(Dataset listings of figures)
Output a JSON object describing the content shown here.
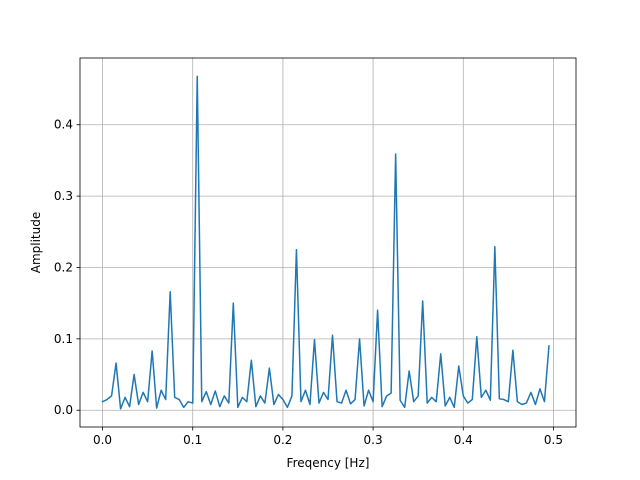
{
  "chart_data": {
    "type": "line",
    "title": "",
    "xlabel": "Freqency [Hz]",
    "ylabel": "Amplitude",
    "xlim": [
      -0.025,
      0.525
    ],
    "ylim": [
      -0.0235,
      0.4935
    ],
    "grid": true,
    "line_color": "#1f77b4",
    "xticks": [
      0.0,
      0.1,
      0.2,
      0.3,
      0.4,
      0.5
    ],
    "xtick_labels": [
      "0.0",
      "0.1",
      "0.2",
      "0.3",
      "0.4",
      "0.5"
    ],
    "yticks": [
      0.0,
      0.1,
      0.2,
      0.3,
      0.4
    ],
    "ytick_labels": [
      "0.0",
      "0.1",
      "0.2",
      "0.3",
      "0.4"
    ],
    "series": [
      {
        "x": [
          0.0,
          0.005,
          0.01,
          0.015,
          0.02,
          0.025,
          0.03,
          0.035,
          0.04,
          0.045,
          0.05,
          0.055,
          0.06,
          0.065,
          0.07,
          0.075,
          0.08,
          0.085,
          0.09,
          0.095,
          0.1,
          0.105,
          0.11,
          0.115,
          0.12,
          0.125,
          0.13,
          0.135,
          0.14,
          0.145,
          0.15,
          0.155,
          0.16,
          0.165,
          0.17,
          0.175,
          0.18,
          0.185,
          0.19,
          0.195,
          0.2,
          0.205,
          0.21,
          0.215,
          0.22,
          0.225,
          0.23,
          0.235,
          0.24,
          0.245,
          0.25,
          0.255,
          0.26,
          0.265,
          0.27,
          0.275,
          0.28,
          0.285,
          0.29,
          0.295,
          0.3,
          0.305,
          0.31,
          0.315,
          0.32,
          0.325,
          0.33,
          0.335,
          0.34,
          0.345,
          0.35,
          0.355,
          0.36,
          0.365,
          0.37,
          0.375,
          0.38,
          0.385,
          0.39,
          0.395,
          0.4,
          0.405,
          0.41,
          0.415,
          0.42,
          0.425,
          0.43,
          0.435,
          0.44,
          0.445,
          0.45,
          0.455,
          0.46,
          0.465,
          0.47,
          0.475,
          0.48,
          0.485,
          0.49,
          0.495
        ],
        "y": [
          0.012,
          0.015,
          0.02,
          0.066,
          0.002,
          0.018,
          0.005,
          0.05,
          0.008,
          0.025,
          0.012,
          0.083,
          0.003,
          0.028,
          0.015,
          0.166,
          0.018,
          0.015,
          0.004,
          0.012,
          0.01,
          0.468,
          0.012,
          0.026,
          0.008,
          0.027,
          0.005,
          0.02,
          0.01,
          0.15,
          0.004,
          0.018,
          0.012,
          0.07,
          0.005,
          0.02,
          0.01,
          0.059,
          0.008,
          0.022,
          0.015,
          0.004,
          0.02,
          0.225,
          0.012,
          0.028,
          0.008,
          0.099,
          0.01,
          0.025,
          0.015,
          0.105,
          0.012,
          0.01,
          0.028,
          0.009,
          0.015,
          0.1,
          0.006,
          0.028,
          0.012,
          0.14,
          0.005,
          0.02,
          0.024,
          0.359,
          0.014,
          0.004,
          0.055,
          0.012,
          0.02,
          0.153,
          0.01,
          0.018,
          0.012,
          0.079,
          0.006,
          0.018,
          0.004,
          0.062,
          0.02,
          0.01,
          0.015,
          0.103,
          0.018,
          0.028,
          0.014,
          0.229,
          0.016,
          0.015,
          0.012,
          0.084,
          0.012,
          0.008,
          0.01,
          0.025,
          0.008,
          0.03,
          0.012,
          0.09
        ]
      }
    ]
  }
}
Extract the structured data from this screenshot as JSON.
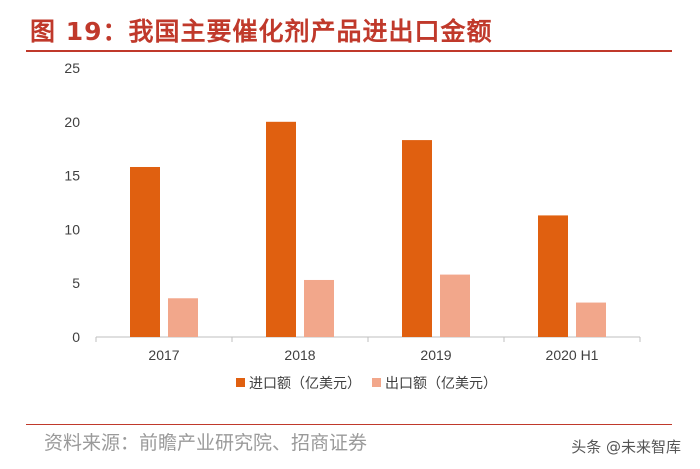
{
  "figure": {
    "title": "图 19：我国主要催化剂产品进出口金额",
    "source": "资料来源：前瞻产业研究院、招商证券",
    "watermark": "头条 @未来智库"
  },
  "colors": {
    "title": "#c0392b",
    "import": "#e06010",
    "export": "#f2a78b",
    "axis": "#bfbfbf"
  },
  "chart_data": {
    "type": "bar",
    "categories": [
      "2017",
      "2018",
      "2019",
      "2020 H1"
    ],
    "series": [
      {
        "name": "进口额（亿美元）",
        "values": [
          15.8,
          20.0,
          18.3,
          11.3
        ]
      },
      {
        "name": "出口额（亿美元）",
        "values": [
          3.6,
          5.3,
          5.8,
          3.2
        ]
      }
    ],
    "ylim": [
      0,
      25
    ],
    "yticks": [
      0,
      5,
      10,
      15,
      20,
      25
    ],
    "grid": false,
    "legend_position": "bottom-center",
    "xlabel": "",
    "ylabel": ""
  }
}
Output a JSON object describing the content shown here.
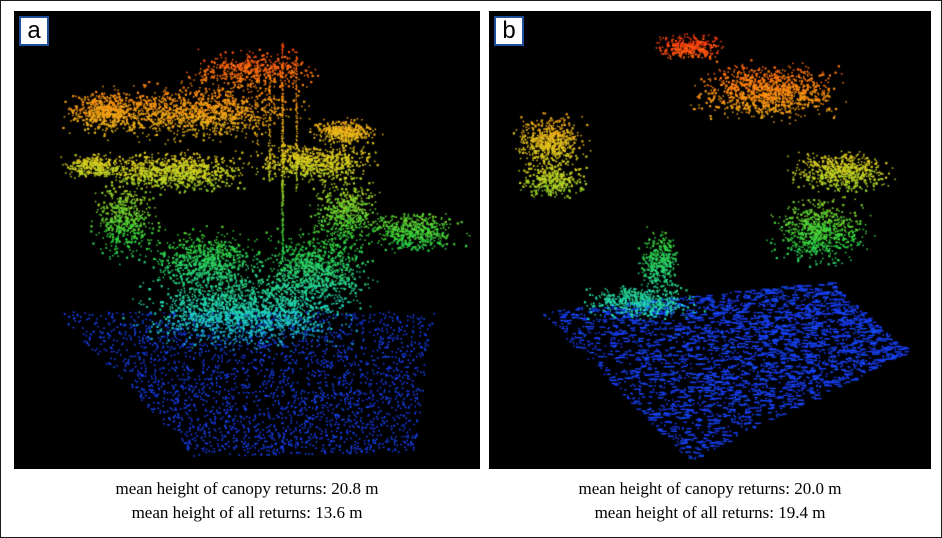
{
  "panels": [
    {
      "label": "a",
      "caption_line1": "mean height of canopy returns: 20.8 m",
      "caption_line2": "mean height of all returns: 13.6 m"
    },
    {
      "label": "b",
      "caption_line1": "mean height of canopy returns: 20.0 m",
      "caption_line2": "mean height of all returns: 19.4 m"
    }
  ],
  "colors": {
    "panel_background": "#000000",
    "label_border": "#1f4e9a",
    "height_gradient": [
      "#1a22d8",
      "#1550ff",
      "#1fd4c4",
      "#2fd23a",
      "#d8d020",
      "#ff8a10",
      "#ff1a10"
    ]
  }
}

- _PROMPT_:
Without the images, write out each line of the data verbatim.

- _WRITTEN REPLY_:
Output a JSON object describing the content shown here.
{
  "chart_data": {
    "type": "line",
    "title": "",
    "xlabel": "Freqency [Hz]",
    "ylabel": "Amplitude",
    "xlim": [
      -0.025,
      0.525
    ],
    "ylim": [
      -0.0235,
      0.4935
    ],
    "grid": true,
    "line_color": "#1f77b4",
    "xticks": [
      0.0,
      0.1,
      0.2,
      0.3,
      0.4,
      0.5
    ],
    "xtick_labels": [
      "0.0",
      "0.1",
      "0.2",
      "0.3",
      "0.4",
      "0.5"
    ],
    "yticks": [
      0.0,
      0.1,
      0.2,
      0.3,
      0.4
    ],
    "ytick_labels": [
      "0.0",
      "0.1",
      "0.2",
      "0.3",
      "0.4"
    ],
    "series": [
      {
        "x": [
          0.0,
          0.005,
          0.01,
          0.015,
          0.02,
          0.025,
          0.03,
          0.035,
          0.04,
          0.045,
          0.05,
          0.055,
          0.06,
          0.065,
          0.07,
          0.075,
          0.08,
          0.085,
          0.09,
          0.095,
          0.1,
          0.105,
          0.11,
          0.115,
          0.12,
          0.125,
          0.13,
          0.135,
          0.14,
          0.145,
          0.15,
          0.155,
          0.16,
          0.165,
          0.17,
          0.175,
          0.18,
          0.185,
          0.19,
          0.195,
          0.2,
          0.205,
          0.21,
          0.215,
          0.22,
          0.225,
          0.23,
          0.235,
          0.24,
          0.245,
          0.25,
          0.255,
          0.26,
          0.265,
          0.27,
          0.275,
          0.28,
          0.285,
          0.29,
          0.295,
          0.3,
          0.305,
          0.31,
          0.315,
          0.32,
          0.325,
          0.33,
          0.335,
          0.34,
          0.345,
          0.35,
          0.355,
          0.36,
          0.365,
          0.37,
          0.375,
          0.38,
          0.385,
          0.39,
          0.395,
          0.4,
          0.405,
          0.41,
          0.415,
          0.42,
          0.425,
          0.43,
          0.435,
          0.44,
          0.445,
          0.45,
          0.455,
          0.46,
          0.465,
          0.47,
          0.475,
          0.48,
          0.485,
          0.49,
          0.495
        ],
        "y": [
          0.012,
          0.015,
          0.02,
          0.066,
          0.002,
          0.018,
          0.005,
          0.05,
          0.008,
          0.025,
          0.012,
          0.083,
          0.003,
          0.028,
          0.015,
          0.166,
          0.018,
          0.015,
          0.004,
          0.012,
          0.01,
          0.468,
          0.012,
          0.026,
          0.008,
          0.027,
          0.005,
          0.02,
          0.01,
          0.15,
          0.004,
          0.018,
          0.012,
          0.07,
          0.005,
          0.02,
          0.01,
          0.059,
          0.008,
          0.022,
          0.015,
          0.004,
          0.02,
          0.225,
          0.012,
          0.028,
          0.008,
          0.099,
          0.01,
          0.025,
          0.015,
          0.105,
          0.012,
          0.01,
          0.028,
          0.009,
          0.015,
          0.1,
          0.006,
          0.028,
          0.012,
          0.14,
          0.005,
          0.02,
          0.024,
          0.359,
          0.014,
          0.004,
          0.055,
          0.012,
          0.02,
          0.153,
          0.01,
          0.018,
          0.012,
          0.079,
          0.006,
          0.018,
          0.004,
          0.062,
          0.02,
          0.01,
          0.015,
          0.103,
          0.018,
          0.028,
          0.014,
          0.229,
          0.016,
          0.015,
          0.012,
          0.084,
          0.012,
          0.008,
          0.01,
          0.025,
          0.008,
          0.03,
          0.012,
          0.09
        ]
      }
    ]
  }
}
Extract the structured data from this screenshot as JSON.
{
  "figure": {
    "title": "图 19：我国主要催化剂产品进出口金额",
    "source": "资料来源：前瞻产业研究院、招商证券",
    "watermark": "头条 @未来智库"
  },
  "colors": {
    "title": "#c0392b",
    "import": "#e06010",
    "export": "#f2a78b",
    "axis": "#bfbfbf"
  },
  "chart_data": {
    "type": "bar",
    "categories": [
      "2017",
      "2018",
      "2019",
      "2020 H1"
    ],
    "series": [
      {
        "name": "进口额（亿美元）",
        "values": [
          15.8,
          20.0,
          18.3,
          11.3
        ]
      },
      {
        "name": "出口额（亿美元）",
        "values": [
          3.6,
          5.3,
          5.8,
          3.2
        ]
      }
    ],
    "ylim": [
      0,
      25
    ],
    "yticks": [
      0,
      5,
      10,
      15,
      20,
      25
    ],
    "grid": false,
    "legend_position": "bottom-center",
    "xlabel": "",
    "ylabel": ""
  }
}
Output a JSON object describing the content shown here.
{
  "panels": [
    {
      "label": "a",
      "caption_line1": "mean height of canopy returns: 20.8 m",
      "caption_line2": "mean height of all returns: 13.6 m"
    },
    {
      "label": "b",
      "caption_line1": "mean height of canopy returns: 20.0 m",
      "caption_line2": "mean height of all returns: 19.4 m"
    }
  ],
  "colors": {
    "panel_background": "#000000",
    "label_border": "#1f4e9a",
    "height_gradient": [
      "#1a22d8",
      "#1550ff",
      "#1fd4c4",
      "#2fd23a",
      "#d8d020",
      "#ff8a10",
      "#ff1a10"
    ]
  }
}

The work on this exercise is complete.